*Given data*:

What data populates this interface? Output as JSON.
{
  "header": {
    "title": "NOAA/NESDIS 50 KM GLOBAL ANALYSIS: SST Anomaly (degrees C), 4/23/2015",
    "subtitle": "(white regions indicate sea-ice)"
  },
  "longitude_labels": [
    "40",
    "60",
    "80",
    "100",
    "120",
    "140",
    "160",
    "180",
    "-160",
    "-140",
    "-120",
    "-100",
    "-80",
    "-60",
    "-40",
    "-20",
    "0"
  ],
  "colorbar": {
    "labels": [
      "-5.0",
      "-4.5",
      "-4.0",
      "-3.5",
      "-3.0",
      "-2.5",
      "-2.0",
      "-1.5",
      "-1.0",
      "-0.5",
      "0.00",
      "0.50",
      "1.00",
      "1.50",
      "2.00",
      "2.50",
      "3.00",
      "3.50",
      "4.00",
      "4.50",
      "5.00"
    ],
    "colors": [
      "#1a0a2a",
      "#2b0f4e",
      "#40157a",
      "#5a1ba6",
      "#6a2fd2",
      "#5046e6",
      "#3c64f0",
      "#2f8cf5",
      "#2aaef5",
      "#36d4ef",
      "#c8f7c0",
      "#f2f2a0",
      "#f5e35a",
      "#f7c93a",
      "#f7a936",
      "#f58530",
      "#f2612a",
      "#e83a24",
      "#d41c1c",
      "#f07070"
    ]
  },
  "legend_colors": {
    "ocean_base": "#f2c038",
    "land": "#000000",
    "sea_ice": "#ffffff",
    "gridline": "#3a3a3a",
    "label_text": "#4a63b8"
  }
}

*Exercise objective*: Extract each line of the listing above, copying it word for word.

*Written solution*:
What data populates this interface? Output as JSON.
{
  "header": {
    "title": "NOAA/NESDIS 50 KM GLOBAL ANALYSIS: SST Anomaly (degrees C), 4/23/2015",
    "subtitle": "(white regions indicate sea-ice)"
  },
  "longitude_labels": [
    "40",
    "60",
    "80",
    "100",
    "120",
    "140",
    "160",
    "180",
    "-160",
    "-140",
    "-120",
    "-100",
    "-80",
    "-60",
    "-40",
    "-20",
    "0"
  ],
  "colorbar": {
    "labels": [
      "-5.0",
      "-4.5",
      "-4.0",
      "-3.5",
      "-3.0",
      "-2.5",
      "-2.0",
      "-1.5",
      "-1.0",
      "-0.5",
      "0.00",
      "0.50",
      "1.00",
      "1.50",
      "2.00",
      "2.50",
      "3.00",
      "3.50",
      "4.00",
      "4.50",
      "5.00"
    ],
    "colors": [
      "#1a0a2a",
      "#2b0f4e",
      "#40157a",
      "#5a1ba6",
      "#6a2fd2",
      "#5046e6",
      "#3c64f0",
      "#2f8cf5",
      "#2aaef5",
      "#36d4ef",
      "#c8f7c0",
      "#f2f2a0",
      "#f5e35a",
      "#f7c93a",
      "#f7a936",
      "#f58530",
      "#f2612a",
      "#e83a24",
      "#d41c1c",
      "#f07070"
    ]
  },
  "legend_colors": {
    "ocean_base": "#f2c038",
    "land": "#000000",
    "sea_ice": "#ffffff",
    "gridline": "#3a3a3a",
    "label_text": "#4a63b8"
  }
}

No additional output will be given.